··· Records provided

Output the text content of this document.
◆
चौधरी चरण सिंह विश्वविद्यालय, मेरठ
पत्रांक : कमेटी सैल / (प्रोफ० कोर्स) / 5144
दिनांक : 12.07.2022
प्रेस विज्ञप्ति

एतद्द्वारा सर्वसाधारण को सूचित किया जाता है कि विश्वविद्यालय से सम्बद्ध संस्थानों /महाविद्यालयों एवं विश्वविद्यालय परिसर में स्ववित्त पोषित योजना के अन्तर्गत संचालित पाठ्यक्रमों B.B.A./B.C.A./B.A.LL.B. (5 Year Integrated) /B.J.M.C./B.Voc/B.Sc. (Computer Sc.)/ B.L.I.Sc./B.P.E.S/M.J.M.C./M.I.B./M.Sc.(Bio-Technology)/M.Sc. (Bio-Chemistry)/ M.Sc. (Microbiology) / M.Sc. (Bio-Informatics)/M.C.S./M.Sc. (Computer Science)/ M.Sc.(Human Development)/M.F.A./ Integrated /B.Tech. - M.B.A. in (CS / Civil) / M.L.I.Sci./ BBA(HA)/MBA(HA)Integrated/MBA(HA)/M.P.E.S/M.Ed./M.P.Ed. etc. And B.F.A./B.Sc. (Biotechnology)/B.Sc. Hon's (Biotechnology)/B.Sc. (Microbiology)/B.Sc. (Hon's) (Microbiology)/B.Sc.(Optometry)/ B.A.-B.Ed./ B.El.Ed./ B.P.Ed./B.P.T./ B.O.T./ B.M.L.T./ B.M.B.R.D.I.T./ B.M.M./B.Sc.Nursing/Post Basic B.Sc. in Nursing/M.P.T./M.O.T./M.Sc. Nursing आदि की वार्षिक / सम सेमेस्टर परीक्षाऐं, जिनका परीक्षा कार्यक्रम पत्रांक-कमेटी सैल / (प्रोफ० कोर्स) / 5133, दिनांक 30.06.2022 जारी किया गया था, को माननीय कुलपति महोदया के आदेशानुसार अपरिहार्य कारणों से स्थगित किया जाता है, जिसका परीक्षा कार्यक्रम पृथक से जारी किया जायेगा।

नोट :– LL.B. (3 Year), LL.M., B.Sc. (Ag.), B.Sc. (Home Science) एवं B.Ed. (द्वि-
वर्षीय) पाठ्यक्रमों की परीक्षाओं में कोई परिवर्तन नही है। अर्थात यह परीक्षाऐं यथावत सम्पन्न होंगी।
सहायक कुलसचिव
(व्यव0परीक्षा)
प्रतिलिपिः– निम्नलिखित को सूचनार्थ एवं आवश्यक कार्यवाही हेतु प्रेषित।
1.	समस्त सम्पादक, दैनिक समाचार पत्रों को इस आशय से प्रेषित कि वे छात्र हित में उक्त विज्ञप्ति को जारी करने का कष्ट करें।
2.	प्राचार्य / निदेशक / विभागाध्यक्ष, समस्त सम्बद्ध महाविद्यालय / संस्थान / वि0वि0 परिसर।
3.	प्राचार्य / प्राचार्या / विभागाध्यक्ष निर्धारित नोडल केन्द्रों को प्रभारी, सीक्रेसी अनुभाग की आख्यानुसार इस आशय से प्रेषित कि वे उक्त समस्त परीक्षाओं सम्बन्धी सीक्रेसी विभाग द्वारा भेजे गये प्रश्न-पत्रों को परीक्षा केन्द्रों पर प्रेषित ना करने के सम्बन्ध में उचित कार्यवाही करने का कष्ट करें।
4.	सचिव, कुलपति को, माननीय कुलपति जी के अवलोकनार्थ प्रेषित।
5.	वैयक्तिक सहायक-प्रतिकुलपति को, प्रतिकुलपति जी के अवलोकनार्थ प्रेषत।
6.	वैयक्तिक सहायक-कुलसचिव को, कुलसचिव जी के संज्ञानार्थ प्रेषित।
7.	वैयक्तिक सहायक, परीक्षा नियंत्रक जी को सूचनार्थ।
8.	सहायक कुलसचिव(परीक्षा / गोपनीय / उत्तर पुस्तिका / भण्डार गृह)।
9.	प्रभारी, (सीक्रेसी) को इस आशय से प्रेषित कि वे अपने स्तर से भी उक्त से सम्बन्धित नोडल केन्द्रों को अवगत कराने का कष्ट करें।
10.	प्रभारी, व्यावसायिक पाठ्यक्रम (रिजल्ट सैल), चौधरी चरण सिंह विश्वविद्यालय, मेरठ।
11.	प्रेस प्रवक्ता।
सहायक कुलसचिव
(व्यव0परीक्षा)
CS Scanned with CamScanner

······

:: Your instructions ::
Copy the records above exactly.

:: Result below ::
Output the text content of this document.
◆
चौधरी चरण सिंह विश्वविद्यालय, मेरठ
पत्रांक : कमेटी सैल / (प्रोफ० कोर्स) / 5144
दिनांक : 12.07.2022
प्रेस विज्ञप्ति

एतद्द्वारा सर्वसाधारण को सूचित किया जाता है कि विश्वविद्यालय से सम्बद्ध संस्थानों /महाविद्यालयों एवं विश्वविद्यालय परिसर में स्ववित्त पोषित योजना के अन्तर्गत संचालित पाठ्यक्रमों B.B.A./B.C.A./B.A.LL.B. (5 Year Integrated) /B.J.M.C./B.Voc/B.Sc. (Computer Sc.)/ B.L.I.Sc./B.P.E.S/M.J.M.C./M.I.B./M.Sc.(Bio-Technology)/M.Sc. (Bio-Chemistry)/ M.Sc. (Microbiology) / M.Sc. (Bio-Informatics)/M.C.S./M.Sc. (Computer Science)/ M.Sc.(Human Development)/M.F.A./ Integrated /B.Tech. - M.B.A. in (CS / Civil) / M.L.I.Sci./ BBA(HA)/MBA(HA)Integrated/MBA(HA)/M.P.E.S/M.Ed./M.P.Ed. etc. And B.F.A./B.Sc. (Biotechnology)/B.Sc. Hon's (Biotechnology)/B.Sc. (Microbiology)/B.Sc. (Hon's) (Microbiology)/B.Sc.(Optometry)/ B.A.-B.Ed./ B.El.Ed./ B.P.Ed./B.P.T./ B.O.T./ B.M.L.T./ B.M.B.R.D.I.T./ B.M.M./B.Sc.Nursing/Post Basic B.Sc. in Nursing/M.P.T./M.O.T./M.Sc. Nursing आदि की वार्षिक / सम सेमेस्टर परीक्षाऐं, जिनका परीक्षा कार्यक्रम पत्रांक-कमेटी सैल / (प्रोफ० कोर्स) / 5133, दिनांक 30.06.2022 जारी किया गया था, को माननीय कुलपति महोदया के आदेशानुसार अपरिहार्य कारणों से स्थगित किया जाता है, जिसका परीक्षा कार्यक्रम पृथक से जारी किया जायेगा।

नोट :– LL.B. (3 Year), LL.M., B.Sc. (Ag.), B.Sc. (Home Science) एवं B.Ed. (द्वि-
वर्षीय) पाठ्यक्रमों की परीक्षाओं में कोई परिवर्तन नही है। अर्थात यह परीक्षाऐं यथावत सम्पन्न होंगी।
सहायक कुलसचिव
(व्यव0परीक्षा)
प्रतिलिपिः– निम्नलिखित को सूचनार्थ एवं आवश्यक कार्यवाही हेतु प्रेषित।
1.	समस्त सम्पादक, दैनिक समाचार पत्रों को इस आशय से प्रेषित कि वे छात्र हित में उक्त विज्ञप्ति को जारी करने का कष्ट करें।
2.	प्राचार्य / निदेशक / विभागाध्यक्ष, समस्त सम्बद्ध महाविद्यालय / संस्थान / वि0वि0 परिसर।
3.	प्राचार्य / प्राचार्या / विभागाध्यक्ष निर्धारित नोडल केन्द्रों को प्रभारी, सीक्रेसी अनुभाग की आख्यानुसार इस आशय से प्रेषित कि वे उक्त समस्त परीक्षाओं सम्बन्धी सीक्रेसी विभाग द्वारा भेजे गये प्रश्न-पत्रों को परीक्षा केन्द्रों पर प्रेषित ना करने के सम्बन्ध में उचित कार्यवाही करने का कष्ट करें।
4.	सचिव, कुलपति को, माननीय कुलपति जी के अवलोकनार्थ प्रेषित।
5.	वैयक्तिक सहायक-प्रतिकुलपति को, प्रतिकुलपति जी के अवलोकनार्थ प्रेषत।
6.	वैयक्तिक सहायक-कुलसचिव को, कुलसचिव जी के संज्ञानार्थ प्रेषित।
7.	वैयक्तिक सहायक, परीक्षा नियंत्रक जी को सूचनार्थ।
8.	सहायक कुलसचिव(परीक्षा / गोपनीय / उत्तर पुस्तिका / भण्डार गृह)।
9.	प्रभारी, (सीक्रेसी) को इस आशय से प्रेषित कि वे अपने स्तर से भी उक्त से सम्बन्धित नोडल केन्द्रों को अवगत कराने का कष्ट करें।
10.	प्रभारी, व्यावसायिक पाठ्यक्रम (रिजल्ट सैल), चौधरी चरण सिंह विश्वविद्यालय, मेरठ।
11.	प्रेस प्रवक्ता।
सहायक कुलसचिव
(व्यव0परीक्षा)
CS Scanned with CamScanner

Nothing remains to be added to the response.